## WHAT NEEDS TO BE DONE
Which lines contain the string "chính"? Please list every one of them.

## Items from a dataset
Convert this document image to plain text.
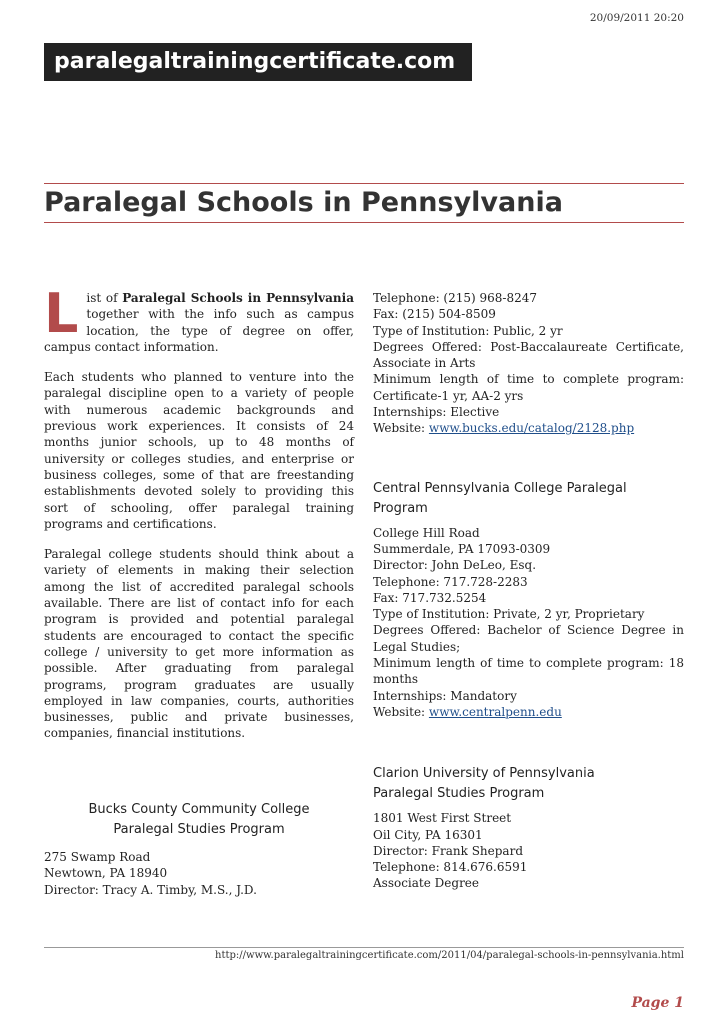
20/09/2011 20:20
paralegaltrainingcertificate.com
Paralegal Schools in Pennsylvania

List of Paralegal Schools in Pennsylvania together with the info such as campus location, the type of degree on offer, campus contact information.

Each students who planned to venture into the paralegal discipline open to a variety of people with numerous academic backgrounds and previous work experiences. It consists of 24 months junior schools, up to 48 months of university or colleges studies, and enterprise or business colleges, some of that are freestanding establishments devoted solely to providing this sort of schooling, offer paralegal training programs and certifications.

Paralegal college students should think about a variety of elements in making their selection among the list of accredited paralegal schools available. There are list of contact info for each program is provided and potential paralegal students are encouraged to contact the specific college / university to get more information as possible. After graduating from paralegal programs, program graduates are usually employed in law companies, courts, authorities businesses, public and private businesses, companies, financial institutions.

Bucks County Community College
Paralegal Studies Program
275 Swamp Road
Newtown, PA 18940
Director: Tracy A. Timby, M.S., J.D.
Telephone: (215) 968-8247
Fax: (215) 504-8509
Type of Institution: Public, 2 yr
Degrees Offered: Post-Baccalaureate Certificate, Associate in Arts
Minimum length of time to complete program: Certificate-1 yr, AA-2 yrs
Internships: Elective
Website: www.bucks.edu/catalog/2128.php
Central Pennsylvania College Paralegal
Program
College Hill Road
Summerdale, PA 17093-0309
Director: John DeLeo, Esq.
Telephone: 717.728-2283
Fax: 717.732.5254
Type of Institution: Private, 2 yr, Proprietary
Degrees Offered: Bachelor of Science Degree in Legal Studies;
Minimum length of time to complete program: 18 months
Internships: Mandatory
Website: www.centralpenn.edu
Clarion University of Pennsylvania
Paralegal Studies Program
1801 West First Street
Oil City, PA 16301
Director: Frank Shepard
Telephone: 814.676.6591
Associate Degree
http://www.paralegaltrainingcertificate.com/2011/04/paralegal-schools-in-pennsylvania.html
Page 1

==

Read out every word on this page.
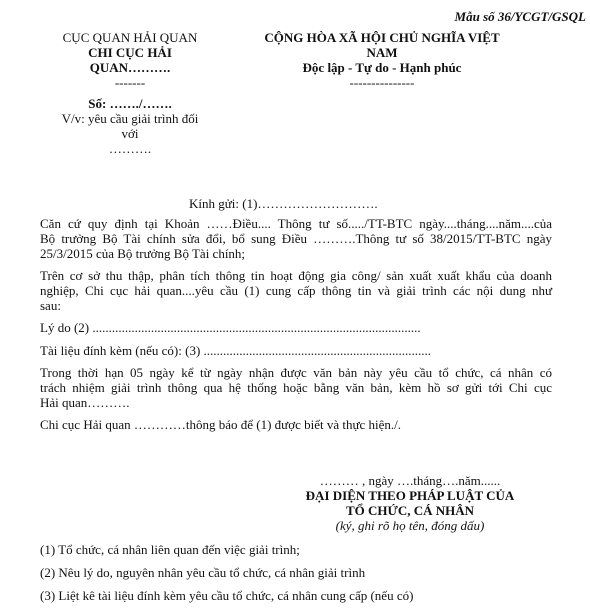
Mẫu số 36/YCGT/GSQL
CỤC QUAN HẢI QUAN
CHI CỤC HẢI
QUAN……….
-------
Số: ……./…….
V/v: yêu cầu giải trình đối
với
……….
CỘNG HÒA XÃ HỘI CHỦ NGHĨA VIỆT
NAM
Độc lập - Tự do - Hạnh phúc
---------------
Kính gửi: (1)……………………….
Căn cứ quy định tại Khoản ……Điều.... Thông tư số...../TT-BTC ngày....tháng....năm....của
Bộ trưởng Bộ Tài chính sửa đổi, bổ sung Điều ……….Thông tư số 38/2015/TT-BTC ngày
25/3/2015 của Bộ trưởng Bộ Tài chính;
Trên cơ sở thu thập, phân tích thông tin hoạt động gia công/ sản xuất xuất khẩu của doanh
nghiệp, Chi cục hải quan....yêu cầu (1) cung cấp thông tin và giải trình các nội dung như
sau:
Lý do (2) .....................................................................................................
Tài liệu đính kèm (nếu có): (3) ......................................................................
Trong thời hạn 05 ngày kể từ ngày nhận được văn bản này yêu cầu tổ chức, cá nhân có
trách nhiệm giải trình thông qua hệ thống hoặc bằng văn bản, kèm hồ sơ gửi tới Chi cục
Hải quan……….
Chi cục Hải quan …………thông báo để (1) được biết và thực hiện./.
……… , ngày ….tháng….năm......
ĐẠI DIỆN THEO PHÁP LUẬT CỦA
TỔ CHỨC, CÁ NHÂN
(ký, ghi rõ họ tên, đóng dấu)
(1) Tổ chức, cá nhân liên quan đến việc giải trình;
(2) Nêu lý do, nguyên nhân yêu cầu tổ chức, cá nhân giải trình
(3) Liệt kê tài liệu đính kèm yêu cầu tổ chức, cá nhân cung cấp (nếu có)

## EXERCISE SOLUTION
Bộ trưởng Bộ Tài chính sửa đổi, bổ sung Điều ……….Thông tư số 38/2015/TT-BTC ngày
25/3/2015 của Bộ trưởng Bộ Tài chính;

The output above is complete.